Each entry in the listing below should be restated word for word.

Data entries:

— begin —

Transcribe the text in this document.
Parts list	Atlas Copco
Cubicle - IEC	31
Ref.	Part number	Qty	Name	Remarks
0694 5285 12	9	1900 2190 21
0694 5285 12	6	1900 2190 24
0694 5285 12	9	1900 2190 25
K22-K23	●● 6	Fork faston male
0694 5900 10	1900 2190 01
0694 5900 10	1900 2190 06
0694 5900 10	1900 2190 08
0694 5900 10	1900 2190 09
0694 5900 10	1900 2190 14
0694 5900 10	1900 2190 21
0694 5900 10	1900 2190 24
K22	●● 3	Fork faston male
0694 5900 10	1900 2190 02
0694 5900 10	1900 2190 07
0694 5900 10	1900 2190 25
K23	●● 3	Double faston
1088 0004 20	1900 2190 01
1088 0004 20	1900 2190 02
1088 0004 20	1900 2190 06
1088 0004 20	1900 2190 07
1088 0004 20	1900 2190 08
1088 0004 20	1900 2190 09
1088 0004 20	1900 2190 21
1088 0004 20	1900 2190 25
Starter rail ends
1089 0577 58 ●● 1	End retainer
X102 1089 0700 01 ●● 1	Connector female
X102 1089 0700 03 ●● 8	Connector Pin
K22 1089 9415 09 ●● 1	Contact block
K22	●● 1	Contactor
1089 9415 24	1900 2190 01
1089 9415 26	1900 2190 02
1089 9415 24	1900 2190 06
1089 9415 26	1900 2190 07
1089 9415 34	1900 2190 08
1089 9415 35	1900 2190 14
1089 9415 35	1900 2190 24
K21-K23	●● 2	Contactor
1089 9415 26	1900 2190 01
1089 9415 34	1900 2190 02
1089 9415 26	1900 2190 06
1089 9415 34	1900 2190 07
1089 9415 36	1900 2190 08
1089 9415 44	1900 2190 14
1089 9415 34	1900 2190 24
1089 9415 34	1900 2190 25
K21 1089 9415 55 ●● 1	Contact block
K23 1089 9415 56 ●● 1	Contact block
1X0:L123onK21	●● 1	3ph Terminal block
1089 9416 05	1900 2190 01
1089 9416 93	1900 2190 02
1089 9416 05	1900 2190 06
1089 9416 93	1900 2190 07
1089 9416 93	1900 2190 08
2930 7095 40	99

— end —

__ANSWER TO THE EXERCISE__:
Transcribe the text in this document.
Parts list	Atlas Copco
Cubicle - IEC	31
Ref.	Part number	Qty	Name	Remarks
0694 5285 12	9	1900 2190 21
0694 5285 12	6	1900 2190 24
0694 5285 12	9	1900 2190 25
K22-K23	●● 6	Fork faston male
0694 5900 10	1900 2190 01
0694 5900 10	1900 2190 06
0694 5900 10	1900 2190 08
0694 5900 10	1900 2190 09
0694 5900 10	1900 2190 14
0694 5900 10	1900 2190 21
0694 5900 10	1900 2190 24
K22	●● 3	Fork faston male
0694 5900 10	1900 2190 02
0694 5900 10	1900 2190 07
0694 5900 10	1900 2190 25
K23	●● 3	Double faston
1088 0004 20	1900 2190 01
1088 0004 20	1900 2190 02
1088 0004 20	1900 2190 06
1088 0004 20	1900 2190 07
1088 0004 20	1900 2190 08
1088 0004 20	1900 2190 09
1088 0004 20	1900 2190 21
1088 0004 20	1900 2190 25
Starter rail ends
1089 0577 58 ●● 1	End retainer
X102 1089 0700 01 ●● 1	Connector female
X102 1089 0700 03 ●● 8	Connector Pin
K22 1089 9415 09 ●● 1	Contact block
K22	●● 1	Contactor
1089 9415 24	1900 2190 01
1089 9415 26	1900 2190 02
1089 9415 24	1900 2190 06
1089 9415 26	1900 2190 07
1089 9415 34	1900 2190 08
1089 9415 35	1900 2190 14
1089 9415 35	1900 2190 24
K21-K23	●● 2	Contactor
1089 9415 26	1900 2190 01
1089 9415 34	1900 2190 02
1089 9415 26	1900 2190 06
1089 9415 34	1900 2190 07
1089 9415 36	1900 2190 08
1089 9415 44	1900 2190 14
1089 9415 34	1900 2190 24
1089 9415 34	1900 2190 25
K21 1089 9415 55 ●● 1	Contact block
K23 1089 9415 56 ●● 1	Contact block
1X0:L123onK21	●● 1	3ph Terminal block
1089 9416 05	1900 2190 01
1089 9416 93	1900 2190 02
1089 9416 05	1900 2190 06
1089 9416 93	1900 2190 07
1089 9416 93	1900 2190 08
2930 7095 40	99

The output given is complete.